=== Task goal ===
Omit every picture and output the rest of the records exactly as they are.

=== Provided information ===

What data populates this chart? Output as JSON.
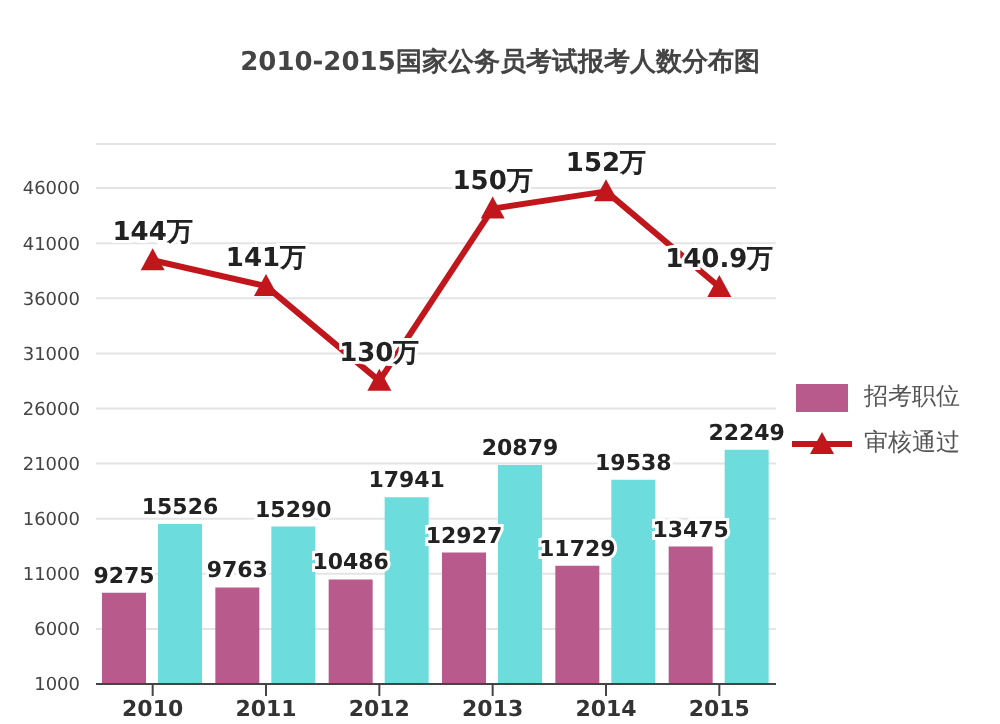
{
  "chart_data": {
    "type": "bar",
    "title": "2010-2015国家公务员考试报考人数分布图",
    "categories": [
      "2010",
      "2011",
      "2012",
      "2013",
      "2014",
      "2015"
    ],
    "series": [
      {
        "name": "招考职位",
        "color": "#b85b8c",
        "values": [
          9275,
          9763,
          10486,
          12927,
          11729,
          13475
        ]
      },
      {
        "color": "#6ddcdc",
        "values": [
          15526,
          15290,
          17941,
          20879,
          19538,
          22249
        ]
      },
      {
        "name": "审核通过",
        "type": "line",
        "axis": "y2",
        "color": "#c0161c",
        "values": [
          144,
          141,
          130,
          150,
          152,
          140.9
        ],
        "value_labels": [
          "144万",
          "141万",
          "130万",
          "150万",
          "152万",
          "140.9万"
        ]
      }
    ],
    "ylim": [
      1000,
      50000
    ],
    "yticks": [
      1000,
      6000,
      11000,
      16000,
      21000,
      26000,
      31000,
      36000,
      41000,
      46000
    ],
    "grid": "y",
    "legend": "right",
    "marker": "triangle",
    "data_labels": true
  }
}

===

=== Written solution ===
What data populates this chart? Output as JSON.
{
  "chart_data": {
    "type": "bar",
    "title": "2010-2015国家公务员考试报考人数分布图",
    "categories": [
      "2010",
      "2011",
      "2012",
      "2013",
      "2014",
      "2015"
    ],
    "series": [
      {
        "name": "招考职位",
        "color": "#b85b8c",
        "values": [
          9275,
          9763,
          10486,
          12927,
          11729,
          13475
        ]
      },
      {
        "color": "#6ddcdc",
        "values": [
          15526,
          15290,
          17941,
          20879,
          19538,
          22249
        ]
      },
      {
        "name": "审核通过",
        "type": "line",
        "axis": "y2",
        "color": "#c0161c",
        "values": [
          144,
          141,
          130,
          150,
          152,
          140.9
        ],
        "value_labels": [
          "144万",
          "141万",
          "130万",
          "150万",
          "152万",
          "140.9万"
        ]
      }
    ],
    "ylim": [
      1000,
      50000
    ],
    "yticks": [
      1000,
      6000,
      11000,
      16000,
      21000,
      26000,
      31000,
      36000,
      41000,
      46000
    ],
    "grid": "y",
    "legend": "right",
    "marker": "triangle",
    "data_labels": true
  }
}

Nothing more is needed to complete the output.